Set problem
Filter the records below and copy every line containing the word "Candidates".

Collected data

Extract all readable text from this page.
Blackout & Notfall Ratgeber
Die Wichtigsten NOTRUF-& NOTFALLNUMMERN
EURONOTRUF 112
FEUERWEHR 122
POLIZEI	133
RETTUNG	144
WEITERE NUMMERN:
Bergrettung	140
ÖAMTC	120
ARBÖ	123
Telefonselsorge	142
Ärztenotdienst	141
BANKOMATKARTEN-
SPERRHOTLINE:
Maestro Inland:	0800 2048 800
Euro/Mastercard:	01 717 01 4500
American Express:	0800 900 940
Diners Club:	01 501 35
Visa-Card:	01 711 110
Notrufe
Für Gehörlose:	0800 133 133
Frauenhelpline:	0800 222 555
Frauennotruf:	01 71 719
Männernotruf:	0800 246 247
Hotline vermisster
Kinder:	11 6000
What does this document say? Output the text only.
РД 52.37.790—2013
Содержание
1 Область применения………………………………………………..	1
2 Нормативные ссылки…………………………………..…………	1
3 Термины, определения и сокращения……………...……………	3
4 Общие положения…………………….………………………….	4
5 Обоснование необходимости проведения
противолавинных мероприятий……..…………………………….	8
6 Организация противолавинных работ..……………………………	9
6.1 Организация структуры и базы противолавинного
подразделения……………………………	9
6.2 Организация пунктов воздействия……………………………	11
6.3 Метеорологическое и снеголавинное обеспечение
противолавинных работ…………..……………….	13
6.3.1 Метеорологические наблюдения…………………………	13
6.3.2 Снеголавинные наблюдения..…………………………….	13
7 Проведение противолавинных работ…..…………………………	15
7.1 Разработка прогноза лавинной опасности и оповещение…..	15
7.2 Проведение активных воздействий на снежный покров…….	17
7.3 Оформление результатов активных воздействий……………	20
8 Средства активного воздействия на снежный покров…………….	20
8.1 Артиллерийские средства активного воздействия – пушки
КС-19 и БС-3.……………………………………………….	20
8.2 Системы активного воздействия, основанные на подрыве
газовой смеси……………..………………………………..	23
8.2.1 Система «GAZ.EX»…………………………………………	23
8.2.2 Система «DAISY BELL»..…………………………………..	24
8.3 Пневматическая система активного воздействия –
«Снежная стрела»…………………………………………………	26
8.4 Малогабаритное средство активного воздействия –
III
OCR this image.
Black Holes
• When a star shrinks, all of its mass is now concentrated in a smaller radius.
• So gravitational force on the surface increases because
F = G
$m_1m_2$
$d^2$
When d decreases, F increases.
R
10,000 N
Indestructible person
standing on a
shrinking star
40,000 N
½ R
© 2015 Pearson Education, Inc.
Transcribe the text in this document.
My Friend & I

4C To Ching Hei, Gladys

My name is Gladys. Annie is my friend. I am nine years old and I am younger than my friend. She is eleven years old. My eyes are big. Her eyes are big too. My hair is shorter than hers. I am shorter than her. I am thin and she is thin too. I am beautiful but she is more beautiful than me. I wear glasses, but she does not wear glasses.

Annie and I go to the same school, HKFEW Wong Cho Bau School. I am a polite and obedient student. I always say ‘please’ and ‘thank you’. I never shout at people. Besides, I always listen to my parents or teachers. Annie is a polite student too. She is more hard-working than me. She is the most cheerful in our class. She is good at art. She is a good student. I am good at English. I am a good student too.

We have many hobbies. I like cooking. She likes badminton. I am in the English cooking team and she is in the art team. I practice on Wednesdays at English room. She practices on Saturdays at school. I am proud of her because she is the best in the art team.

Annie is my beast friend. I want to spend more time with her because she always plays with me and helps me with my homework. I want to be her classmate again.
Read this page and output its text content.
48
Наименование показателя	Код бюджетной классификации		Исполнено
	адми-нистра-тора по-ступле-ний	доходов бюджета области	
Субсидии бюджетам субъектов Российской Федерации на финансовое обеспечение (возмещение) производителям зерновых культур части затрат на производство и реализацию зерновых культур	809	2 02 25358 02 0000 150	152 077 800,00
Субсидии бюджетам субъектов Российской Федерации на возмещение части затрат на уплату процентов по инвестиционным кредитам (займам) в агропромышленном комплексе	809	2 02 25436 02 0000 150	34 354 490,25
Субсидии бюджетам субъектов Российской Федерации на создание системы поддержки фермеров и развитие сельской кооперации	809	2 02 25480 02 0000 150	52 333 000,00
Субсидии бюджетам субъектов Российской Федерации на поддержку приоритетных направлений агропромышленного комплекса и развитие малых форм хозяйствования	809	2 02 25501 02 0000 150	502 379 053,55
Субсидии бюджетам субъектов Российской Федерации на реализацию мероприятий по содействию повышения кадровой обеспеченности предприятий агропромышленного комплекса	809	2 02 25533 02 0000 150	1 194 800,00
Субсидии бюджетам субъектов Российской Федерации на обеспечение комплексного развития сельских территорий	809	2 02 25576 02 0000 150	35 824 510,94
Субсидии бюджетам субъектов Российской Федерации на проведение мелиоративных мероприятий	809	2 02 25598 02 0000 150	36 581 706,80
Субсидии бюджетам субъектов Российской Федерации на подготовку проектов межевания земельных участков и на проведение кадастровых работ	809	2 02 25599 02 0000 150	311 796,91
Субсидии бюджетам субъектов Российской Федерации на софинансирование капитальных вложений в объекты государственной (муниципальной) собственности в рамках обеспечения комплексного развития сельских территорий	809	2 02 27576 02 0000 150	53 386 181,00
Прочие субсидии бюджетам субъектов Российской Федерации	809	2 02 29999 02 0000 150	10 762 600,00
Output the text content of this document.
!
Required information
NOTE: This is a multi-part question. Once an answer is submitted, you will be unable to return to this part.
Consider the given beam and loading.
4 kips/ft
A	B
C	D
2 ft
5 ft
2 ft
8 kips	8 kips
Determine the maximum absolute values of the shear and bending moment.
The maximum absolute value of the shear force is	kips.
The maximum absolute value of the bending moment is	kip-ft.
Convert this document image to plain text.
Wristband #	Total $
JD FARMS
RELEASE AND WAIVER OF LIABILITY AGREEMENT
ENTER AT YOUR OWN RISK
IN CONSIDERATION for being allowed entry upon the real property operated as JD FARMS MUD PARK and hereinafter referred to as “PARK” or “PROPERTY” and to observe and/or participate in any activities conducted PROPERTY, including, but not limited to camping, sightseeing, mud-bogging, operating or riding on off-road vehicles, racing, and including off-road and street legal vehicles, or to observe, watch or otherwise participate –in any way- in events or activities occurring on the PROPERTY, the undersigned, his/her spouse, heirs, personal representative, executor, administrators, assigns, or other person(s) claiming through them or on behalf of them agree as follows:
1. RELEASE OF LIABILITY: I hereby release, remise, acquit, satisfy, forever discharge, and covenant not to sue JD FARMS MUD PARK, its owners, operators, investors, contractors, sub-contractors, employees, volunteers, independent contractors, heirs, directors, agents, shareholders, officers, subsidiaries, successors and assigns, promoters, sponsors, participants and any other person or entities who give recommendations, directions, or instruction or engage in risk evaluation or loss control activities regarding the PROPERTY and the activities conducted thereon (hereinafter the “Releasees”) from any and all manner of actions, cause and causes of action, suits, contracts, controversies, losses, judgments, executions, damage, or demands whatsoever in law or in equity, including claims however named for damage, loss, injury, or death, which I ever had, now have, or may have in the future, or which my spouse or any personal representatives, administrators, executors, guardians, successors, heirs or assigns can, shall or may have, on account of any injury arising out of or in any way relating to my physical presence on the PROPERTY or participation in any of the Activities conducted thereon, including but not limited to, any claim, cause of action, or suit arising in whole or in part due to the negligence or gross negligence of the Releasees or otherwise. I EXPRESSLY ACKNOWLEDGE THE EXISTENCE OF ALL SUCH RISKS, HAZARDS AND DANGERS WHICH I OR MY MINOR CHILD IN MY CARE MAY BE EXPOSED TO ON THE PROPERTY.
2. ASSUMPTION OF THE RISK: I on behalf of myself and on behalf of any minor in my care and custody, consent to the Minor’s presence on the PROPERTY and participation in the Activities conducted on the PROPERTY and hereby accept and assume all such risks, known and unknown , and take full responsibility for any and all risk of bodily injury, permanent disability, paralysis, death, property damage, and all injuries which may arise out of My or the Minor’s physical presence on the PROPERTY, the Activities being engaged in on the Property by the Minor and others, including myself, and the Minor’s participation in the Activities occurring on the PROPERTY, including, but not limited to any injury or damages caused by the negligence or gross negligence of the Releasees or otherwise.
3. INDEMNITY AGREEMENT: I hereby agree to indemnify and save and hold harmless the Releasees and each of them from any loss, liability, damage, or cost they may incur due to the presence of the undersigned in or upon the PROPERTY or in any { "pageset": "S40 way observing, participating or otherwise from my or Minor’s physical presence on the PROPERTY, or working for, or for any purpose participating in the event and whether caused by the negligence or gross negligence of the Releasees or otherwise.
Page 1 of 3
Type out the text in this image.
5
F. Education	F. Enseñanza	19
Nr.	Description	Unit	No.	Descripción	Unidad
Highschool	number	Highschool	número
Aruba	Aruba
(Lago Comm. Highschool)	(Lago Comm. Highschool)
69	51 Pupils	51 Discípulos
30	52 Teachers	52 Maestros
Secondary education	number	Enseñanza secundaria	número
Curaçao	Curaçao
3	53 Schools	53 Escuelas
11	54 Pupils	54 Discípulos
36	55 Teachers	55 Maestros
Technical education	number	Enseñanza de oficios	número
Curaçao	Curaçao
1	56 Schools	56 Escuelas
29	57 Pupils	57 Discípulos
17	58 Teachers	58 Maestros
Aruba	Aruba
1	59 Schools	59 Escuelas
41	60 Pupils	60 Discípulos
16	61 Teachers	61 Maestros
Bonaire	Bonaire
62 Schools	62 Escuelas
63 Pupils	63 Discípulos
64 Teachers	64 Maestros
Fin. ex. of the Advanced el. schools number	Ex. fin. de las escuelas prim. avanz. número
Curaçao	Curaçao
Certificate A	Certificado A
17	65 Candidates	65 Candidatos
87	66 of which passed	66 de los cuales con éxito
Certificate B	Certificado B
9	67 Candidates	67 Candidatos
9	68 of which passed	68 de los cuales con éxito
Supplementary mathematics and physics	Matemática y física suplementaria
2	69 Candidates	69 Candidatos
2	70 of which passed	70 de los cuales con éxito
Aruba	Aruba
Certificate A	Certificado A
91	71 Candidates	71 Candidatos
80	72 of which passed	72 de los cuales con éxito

Response to the task
17	65 Candidates	65 Candidatos
9	67 Candidates	67 Candidatos
2	69 Candidates	69 Candidatos
91	71 Candidates	71 Candidatos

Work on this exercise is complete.